■ Set problem
For each line in the data below that holds "نفسه", return a copy.
## Start Dataset records
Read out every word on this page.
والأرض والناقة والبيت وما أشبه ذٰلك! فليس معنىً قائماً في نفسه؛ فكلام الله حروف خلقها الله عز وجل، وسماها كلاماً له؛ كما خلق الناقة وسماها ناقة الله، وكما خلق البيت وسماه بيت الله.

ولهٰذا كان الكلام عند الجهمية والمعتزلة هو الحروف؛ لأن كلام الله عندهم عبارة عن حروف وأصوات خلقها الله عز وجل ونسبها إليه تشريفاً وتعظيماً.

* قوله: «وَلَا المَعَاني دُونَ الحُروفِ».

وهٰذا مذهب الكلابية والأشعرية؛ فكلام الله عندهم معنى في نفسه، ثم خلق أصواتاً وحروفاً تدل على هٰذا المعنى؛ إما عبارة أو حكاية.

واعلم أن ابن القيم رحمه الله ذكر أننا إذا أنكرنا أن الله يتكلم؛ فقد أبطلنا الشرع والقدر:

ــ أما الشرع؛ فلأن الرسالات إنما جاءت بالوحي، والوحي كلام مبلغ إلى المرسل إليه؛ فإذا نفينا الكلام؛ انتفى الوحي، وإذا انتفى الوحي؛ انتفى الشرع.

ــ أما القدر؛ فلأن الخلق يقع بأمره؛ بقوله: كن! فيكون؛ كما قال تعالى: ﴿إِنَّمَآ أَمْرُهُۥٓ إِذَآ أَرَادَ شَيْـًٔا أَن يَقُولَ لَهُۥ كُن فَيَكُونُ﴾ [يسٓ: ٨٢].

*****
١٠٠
## End Dataset records
## Start Dataset records
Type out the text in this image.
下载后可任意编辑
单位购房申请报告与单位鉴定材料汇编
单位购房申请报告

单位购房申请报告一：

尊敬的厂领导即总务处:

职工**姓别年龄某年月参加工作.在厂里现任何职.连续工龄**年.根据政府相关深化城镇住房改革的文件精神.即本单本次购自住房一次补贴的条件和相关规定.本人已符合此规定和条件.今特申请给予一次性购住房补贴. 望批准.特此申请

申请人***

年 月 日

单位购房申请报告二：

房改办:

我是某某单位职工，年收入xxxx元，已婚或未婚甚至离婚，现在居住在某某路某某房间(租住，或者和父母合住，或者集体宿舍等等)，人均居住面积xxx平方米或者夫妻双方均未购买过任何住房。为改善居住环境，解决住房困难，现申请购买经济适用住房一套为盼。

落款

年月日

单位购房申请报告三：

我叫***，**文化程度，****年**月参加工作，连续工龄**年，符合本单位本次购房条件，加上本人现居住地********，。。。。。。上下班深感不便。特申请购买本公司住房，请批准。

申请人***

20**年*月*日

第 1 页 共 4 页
## End Dataset records
## Start Dataset records
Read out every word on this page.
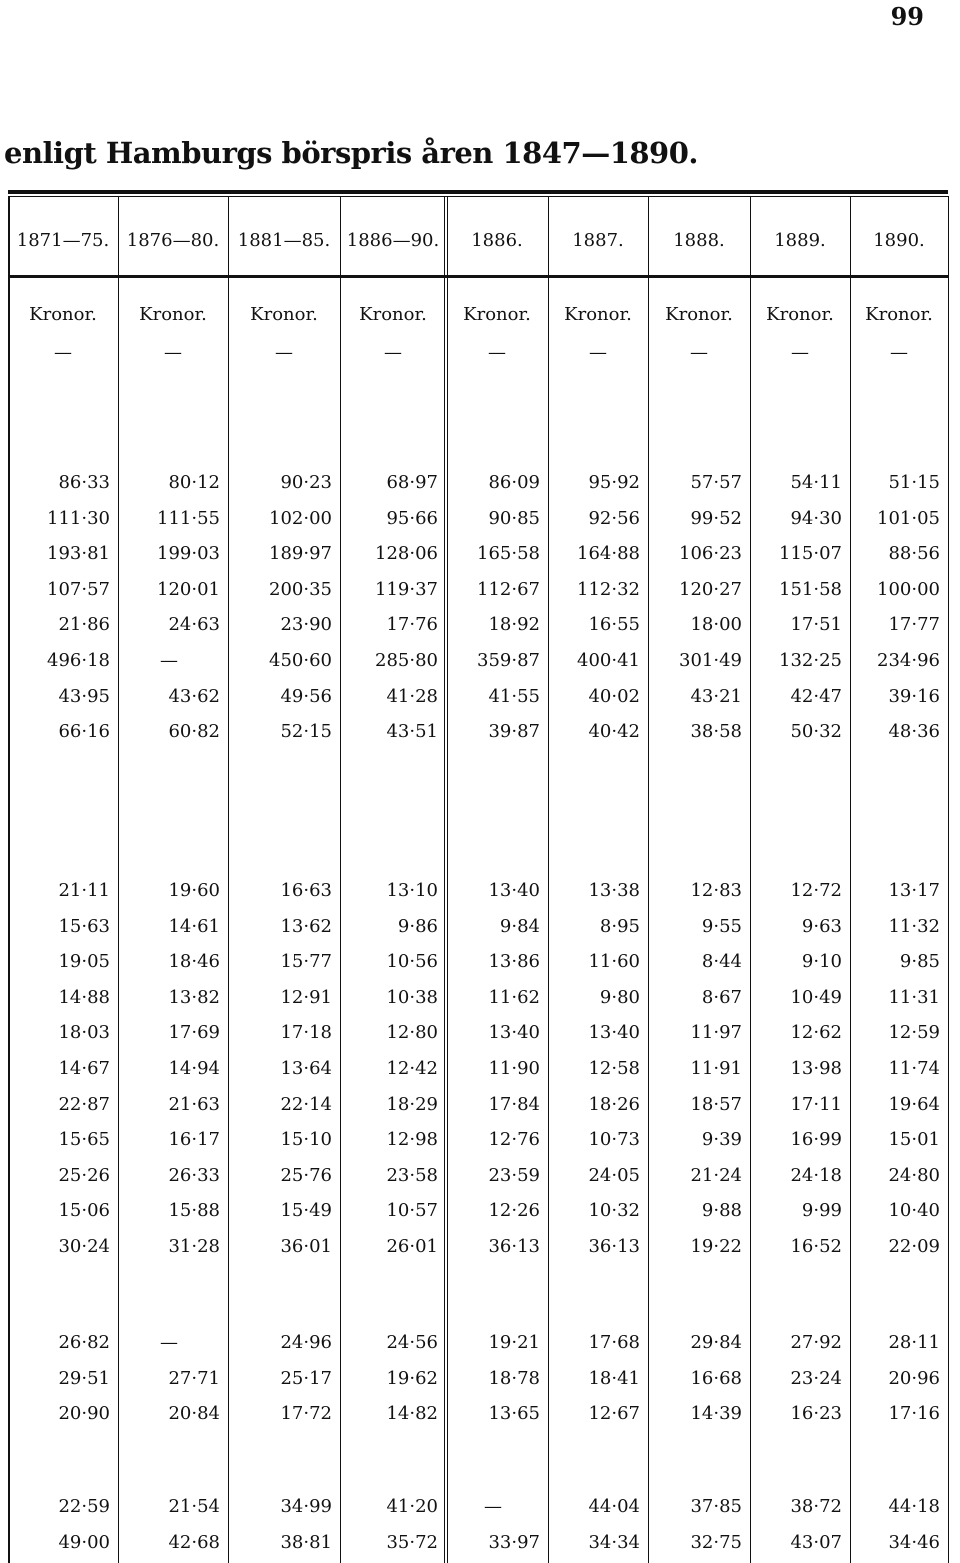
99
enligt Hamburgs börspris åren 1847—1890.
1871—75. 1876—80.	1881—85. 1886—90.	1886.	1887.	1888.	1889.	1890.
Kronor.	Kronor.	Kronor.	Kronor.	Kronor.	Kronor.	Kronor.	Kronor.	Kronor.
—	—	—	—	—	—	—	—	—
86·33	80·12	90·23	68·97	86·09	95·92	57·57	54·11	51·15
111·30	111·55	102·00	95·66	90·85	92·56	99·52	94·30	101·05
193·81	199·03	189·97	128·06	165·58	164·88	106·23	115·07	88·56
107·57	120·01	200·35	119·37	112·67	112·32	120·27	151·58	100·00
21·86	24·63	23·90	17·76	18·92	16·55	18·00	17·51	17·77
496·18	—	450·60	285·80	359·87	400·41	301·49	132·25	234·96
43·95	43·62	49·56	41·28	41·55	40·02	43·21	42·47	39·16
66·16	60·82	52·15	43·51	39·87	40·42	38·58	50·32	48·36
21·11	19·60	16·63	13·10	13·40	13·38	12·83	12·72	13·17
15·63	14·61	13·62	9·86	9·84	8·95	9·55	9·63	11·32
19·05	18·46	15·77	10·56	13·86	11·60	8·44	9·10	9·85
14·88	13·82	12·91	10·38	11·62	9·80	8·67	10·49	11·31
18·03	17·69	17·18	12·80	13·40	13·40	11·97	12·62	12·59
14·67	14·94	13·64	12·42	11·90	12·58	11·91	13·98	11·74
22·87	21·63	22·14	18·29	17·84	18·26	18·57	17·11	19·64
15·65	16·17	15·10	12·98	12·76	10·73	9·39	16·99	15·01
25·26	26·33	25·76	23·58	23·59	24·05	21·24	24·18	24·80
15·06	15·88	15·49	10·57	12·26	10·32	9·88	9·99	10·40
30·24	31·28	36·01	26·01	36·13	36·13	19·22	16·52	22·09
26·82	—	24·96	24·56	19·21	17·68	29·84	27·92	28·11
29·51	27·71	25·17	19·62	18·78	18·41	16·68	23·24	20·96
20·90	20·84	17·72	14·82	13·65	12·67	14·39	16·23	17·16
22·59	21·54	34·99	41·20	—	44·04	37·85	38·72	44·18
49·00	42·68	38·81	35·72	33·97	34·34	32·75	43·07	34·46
## End Dataset records
■ Correct answer
والأرض والناقة والبيت وما أشبه ذٰلك! فليس معنىً قائماً في نفسه؛ فكلام الله حروف خلقها الله عز وجل، وسماها كلاماً له؛ كما خلق الناقة وسماها ناقة الله، وكما خلق البيت وسماه بيت الله.
وهٰذا مذهب الكلابية والأشعرية؛ فكلام الله عندهم معنى في نفسه، ثم خلق أصواتاً وحروفاً تدل على هٰذا المعنى؛ إما عبارة أو حكاية.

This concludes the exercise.